Records excerpted from a collection
________________________________________

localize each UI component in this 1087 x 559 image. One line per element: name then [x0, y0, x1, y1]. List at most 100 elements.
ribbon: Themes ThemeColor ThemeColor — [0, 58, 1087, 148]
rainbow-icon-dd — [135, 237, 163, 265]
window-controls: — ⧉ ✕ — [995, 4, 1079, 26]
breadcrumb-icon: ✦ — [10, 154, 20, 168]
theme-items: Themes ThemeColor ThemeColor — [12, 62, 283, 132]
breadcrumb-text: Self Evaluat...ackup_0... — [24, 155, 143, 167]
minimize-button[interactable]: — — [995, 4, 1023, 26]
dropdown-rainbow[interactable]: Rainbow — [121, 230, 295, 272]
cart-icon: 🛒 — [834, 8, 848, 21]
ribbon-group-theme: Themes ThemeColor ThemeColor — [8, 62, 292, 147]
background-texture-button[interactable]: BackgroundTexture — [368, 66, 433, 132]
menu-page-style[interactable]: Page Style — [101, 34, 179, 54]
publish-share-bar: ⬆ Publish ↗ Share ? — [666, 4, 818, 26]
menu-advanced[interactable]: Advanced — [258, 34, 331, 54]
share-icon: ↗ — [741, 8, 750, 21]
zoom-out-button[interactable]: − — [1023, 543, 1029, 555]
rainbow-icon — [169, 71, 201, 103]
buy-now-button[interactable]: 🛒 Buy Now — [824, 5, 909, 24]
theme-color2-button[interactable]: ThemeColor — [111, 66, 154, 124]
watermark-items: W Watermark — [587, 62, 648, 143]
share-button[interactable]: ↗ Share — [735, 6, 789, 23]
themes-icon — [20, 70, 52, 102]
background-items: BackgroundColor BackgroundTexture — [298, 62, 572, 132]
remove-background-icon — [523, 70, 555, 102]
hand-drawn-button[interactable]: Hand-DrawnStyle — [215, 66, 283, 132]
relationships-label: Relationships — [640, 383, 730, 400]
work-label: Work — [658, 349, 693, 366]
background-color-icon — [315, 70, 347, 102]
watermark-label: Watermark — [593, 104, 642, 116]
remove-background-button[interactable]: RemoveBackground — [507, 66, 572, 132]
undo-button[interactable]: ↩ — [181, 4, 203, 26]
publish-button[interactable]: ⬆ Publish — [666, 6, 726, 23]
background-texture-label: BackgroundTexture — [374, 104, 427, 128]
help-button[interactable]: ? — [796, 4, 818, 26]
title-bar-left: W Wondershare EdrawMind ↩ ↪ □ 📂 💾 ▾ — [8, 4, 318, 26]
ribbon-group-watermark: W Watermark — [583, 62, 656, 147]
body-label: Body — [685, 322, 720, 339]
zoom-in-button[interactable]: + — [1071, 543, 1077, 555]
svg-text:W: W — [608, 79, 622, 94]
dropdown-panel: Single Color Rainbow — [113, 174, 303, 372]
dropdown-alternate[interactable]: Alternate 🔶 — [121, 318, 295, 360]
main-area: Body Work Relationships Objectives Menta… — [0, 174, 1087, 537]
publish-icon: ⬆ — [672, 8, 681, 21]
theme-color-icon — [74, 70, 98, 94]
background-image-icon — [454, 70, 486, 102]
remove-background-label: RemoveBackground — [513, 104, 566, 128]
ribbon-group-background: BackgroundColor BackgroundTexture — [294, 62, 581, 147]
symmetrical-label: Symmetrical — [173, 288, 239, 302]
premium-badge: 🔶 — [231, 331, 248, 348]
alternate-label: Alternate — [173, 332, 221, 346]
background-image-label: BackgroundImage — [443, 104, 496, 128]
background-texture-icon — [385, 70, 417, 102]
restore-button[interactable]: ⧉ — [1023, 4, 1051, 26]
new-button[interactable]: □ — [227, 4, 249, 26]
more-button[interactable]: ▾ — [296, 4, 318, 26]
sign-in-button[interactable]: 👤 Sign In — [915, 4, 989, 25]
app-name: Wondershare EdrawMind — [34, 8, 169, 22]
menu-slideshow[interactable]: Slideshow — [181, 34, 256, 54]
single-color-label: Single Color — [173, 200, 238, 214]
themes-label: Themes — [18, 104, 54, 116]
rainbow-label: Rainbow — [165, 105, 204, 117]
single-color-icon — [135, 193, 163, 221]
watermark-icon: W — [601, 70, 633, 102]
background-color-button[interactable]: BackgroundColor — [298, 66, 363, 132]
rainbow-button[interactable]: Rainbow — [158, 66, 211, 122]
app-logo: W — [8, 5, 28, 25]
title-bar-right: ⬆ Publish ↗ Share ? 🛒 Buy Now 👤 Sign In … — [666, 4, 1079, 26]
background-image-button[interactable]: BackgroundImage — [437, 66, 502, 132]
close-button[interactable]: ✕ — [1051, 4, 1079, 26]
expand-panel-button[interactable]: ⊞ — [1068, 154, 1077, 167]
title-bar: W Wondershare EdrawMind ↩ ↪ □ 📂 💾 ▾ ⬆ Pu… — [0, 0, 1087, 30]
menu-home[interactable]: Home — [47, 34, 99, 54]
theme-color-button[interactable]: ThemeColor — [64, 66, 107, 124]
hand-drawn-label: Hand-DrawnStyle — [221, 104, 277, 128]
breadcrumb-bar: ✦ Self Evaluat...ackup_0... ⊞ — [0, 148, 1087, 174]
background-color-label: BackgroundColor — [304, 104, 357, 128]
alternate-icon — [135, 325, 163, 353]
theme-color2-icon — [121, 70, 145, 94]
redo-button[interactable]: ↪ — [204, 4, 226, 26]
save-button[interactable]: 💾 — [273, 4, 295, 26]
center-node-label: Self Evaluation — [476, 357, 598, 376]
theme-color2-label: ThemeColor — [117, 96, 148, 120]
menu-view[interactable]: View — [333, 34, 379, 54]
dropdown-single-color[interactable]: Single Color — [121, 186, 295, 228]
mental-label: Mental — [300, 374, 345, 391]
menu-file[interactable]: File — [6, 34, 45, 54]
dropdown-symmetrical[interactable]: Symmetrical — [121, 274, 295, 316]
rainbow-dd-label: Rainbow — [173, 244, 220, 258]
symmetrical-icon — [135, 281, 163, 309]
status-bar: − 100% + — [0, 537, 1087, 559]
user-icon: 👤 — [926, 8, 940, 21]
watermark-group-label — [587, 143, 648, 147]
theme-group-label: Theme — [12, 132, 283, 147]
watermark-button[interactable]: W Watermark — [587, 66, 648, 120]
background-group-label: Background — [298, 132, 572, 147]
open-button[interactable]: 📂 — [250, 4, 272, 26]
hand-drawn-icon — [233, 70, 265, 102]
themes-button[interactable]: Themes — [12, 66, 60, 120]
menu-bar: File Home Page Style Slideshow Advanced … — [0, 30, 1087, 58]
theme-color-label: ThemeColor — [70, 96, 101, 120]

________________________________________

▸ Written task
Reproduce the data above word for word, keeping every line.

▸ The answer
localize each UI component in this 1087 x 559 image. One line per element: name then [x0, y0, x1, y1]. List at most 100 elements.
ribbon: Themes ThemeColor ThemeColor — [0, 58, 1087, 148]
rainbow-icon-dd — [135, 237, 163, 265]
window-controls: — ⧉ ✕ — [995, 4, 1079, 26]
breadcrumb-icon: ✦ — [10, 154, 20, 168]
theme-items: Themes ThemeColor ThemeColor — [12, 62, 283, 132]
breadcrumb-text: Self Evaluat...ackup_0... — [24, 155, 143, 167]
minimize-button[interactable]: — — [995, 4, 1023, 26]
dropdown-rainbow[interactable]: Rainbow — [121, 230, 295, 272]
cart-icon: 🛒 — [834, 8, 848, 21]
ribbon-group-theme: Themes ThemeColor ThemeColor — [8, 62, 292, 147]
background-texture-button[interactable]: BackgroundTexture — [368, 66, 433, 132]
menu-page-style[interactable]: Page Style — [101, 34, 179, 54]
publish-share-bar: ⬆ Publish ↗ Share ? — [666, 4, 818, 26]
menu-advanced[interactable]: Advanced — [258, 34, 331, 54]
share-icon: ↗ — [741, 8, 750, 21]
zoom-out-button[interactable]: − — [1023, 543, 1029, 555]
rainbow-icon — [169, 71, 201, 103]
buy-now-button[interactable]: 🛒 Buy Now — [824, 5, 909, 24]
theme-color2-button[interactable]: ThemeColor — [111, 66, 154, 124]
watermark-items: W Watermark — [587, 62, 648, 143]
share-button[interactable]: ↗ Share — [735, 6, 789, 23]
themes-icon — [20, 70, 52, 102]
background-items: BackgroundColor BackgroundTexture — [298, 62, 572, 132]
remove-background-icon — [523, 70, 555, 102]
hand-drawn-button[interactable]: Hand-DrawnStyle — [215, 66, 283, 132]
relationships-label: Relationships — [640, 383, 730, 400]
work-label: Work — [658, 349, 693, 366]
background-color-icon — [315, 70, 347, 102]
watermark-label: Watermark — [593, 104, 642, 116]
remove-background-button[interactable]: RemoveBackground — [507, 66, 572, 132]
undo-button[interactable]: ↩ — [181, 4, 203, 26]
publish-button[interactable]: ⬆ Publish — [666, 6, 726, 23]
background-texture-label: BackgroundTexture — [374, 104, 427, 128]
help-button[interactable]: ? — [796, 4, 818, 26]
title-bar-left: W Wondershare EdrawMind ↩ ↪ □ 📂 💾 ▾ — [8, 4, 318, 26]
ribbon-group-watermark: W Watermark — [583, 62, 656, 147]
body-label: Body — [685, 322, 720, 339]
zoom-in-button[interactable]: + — [1071, 543, 1077, 555]
svg-text:W: W — [608, 79, 622, 94]
dropdown-panel: Single Color Rainbow — [113, 174, 303, 372]
dropdown-alternate[interactable]: Alternate 🔶 — [121, 318, 295, 360]
main-area: Body Work Relationships Objectives Menta… — [0, 174, 1087, 537]
publish-icon: ⬆ — [672, 8, 681, 21]
theme-color-icon — [74, 70, 98, 94]
background-image-icon — [454, 70, 486, 102]
remove-background-label: RemoveBackground — [513, 104, 566, 128]
ribbon-group-background: BackgroundColor BackgroundTexture — [294, 62, 581, 147]
symmetrical-label: Symmetrical — [173, 288, 239, 302]
premium-badge: 🔶 — [231, 331, 248, 348]
alternate-label: Alternate — [173, 332, 221, 346]
background-image-label: BackgroundImage — [443, 104, 496, 128]
background-texture-icon — [385, 70, 417, 102]
restore-button[interactable]: ⧉ — [1023, 4, 1051, 26]
new-button[interactable]: □ — [227, 4, 249, 26]
more-button[interactable]: ▾ — [296, 4, 318, 26]
sign-in-button[interactable]: 👤 Sign In — [915, 4, 989, 25]
app-name: Wondershare EdrawMind — [34, 8, 169, 22]
menu-slideshow[interactable]: Slideshow — [181, 34, 256, 54]
single-color-label: Single Color — [173, 200, 238, 214]
themes-label: Themes — [18, 104, 54, 116]
rainbow-label: Rainbow — [165, 105, 204, 117]
single-color-icon — [135, 193, 163, 221]
watermark-icon: W — [601, 70, 633, 102]
background-color-button[interactable]: BackgroundColor — [298, 66, 363, 132]
rainbow-button[interactable]: Rainbow — [158, 66, 211, 122]
app-logo: W — [8, 5, 28, 25]
title-bar-right: ⬆ Publish ↗ Share ? 🛒 Buy Now 👤 Sign In … — [666, 4, 1079, 26]
background-image-button[interactable]: BackgroundImage — [437, 66, 502, 132]
close-button[interactable]: ✕ — [1051, 4, 1079, 26]
expand-panel-button[interactable]: ⊞ — [1068, 154, 1077, 167]
title-bar: W Wondershare EdrawMind ↩ ↪ □ 📂 💾 ▾ ⬆ Pu… — [0, 0, 1087, 30]
menu-home[interactable]: Home — [47, 34, 99, 54]
theme-color-button[interactable]: ThemeColor — [64, 66, 107, 124]
hand-drawn-label: Hand-DrawnStyle — [221, 104, 277, 128]
breadcrumb-bar: ✦ Self Evaluat...ackup_0... ⊞ — [0, 148, 1087, 174]
background-color-label: BackgroundColor — [304, 104, 357, 128]
alternate-icon — [135, 325, 163, 353]
theme-color2-icon — [121, 70, 145, 94]
redo-button[interactable]: ↪ — [204, 4, 226, 26]
save-button[interactable]: 💾 — [273, 4, 295, 26]
center-node-label: Self Evaluation — [476, 357, 598, 376]
theme-color2-label: ThemeColor — [117, 96, 148, 120]
menu-view[interactable]: View — [333, 34, 379, 54]
dropdown-single-color[interactable]: Single Color — [121, 186, 295, 228]
mental-label: Mental — [300, 374, 345, 391]
menu-file[interactable]: File — [6, 34, 45, 54]
dropdown-symmetrical[interactable]: Symmetrical — [121, 274, 295, 316]
rainbow-dd-label: Rainbow — [173, 244, 220, 258]
symmetrical-icon — [135, 281, 163, 309]
status-bar: − 100% + — [0, 537, 1087, 559]
user-icon: 👤 — [926, 8, 940, 21]
watermark-group-label — [587, 143, 648, 147]
theme-group-label: Theme — [12, 132, 283, 147]
watermark-button[interactable]: W Watermark — [587, 66, 648, 120]
background-group-label: Background — [298, 132, 572, 147]
open-button[interactable]: 📂 — [250, 4, 272, 26]
hand-drawn-icon — [233, 70, 265, 102]
themes-button[interactable]: Themes — [12, 66, 60, 120]
menu-bar: File Home Page Style Slideshow Advanced … — [0, 30, 1087, 58]
theme-color-label: ThemeColor — [70, 96, 101, 120]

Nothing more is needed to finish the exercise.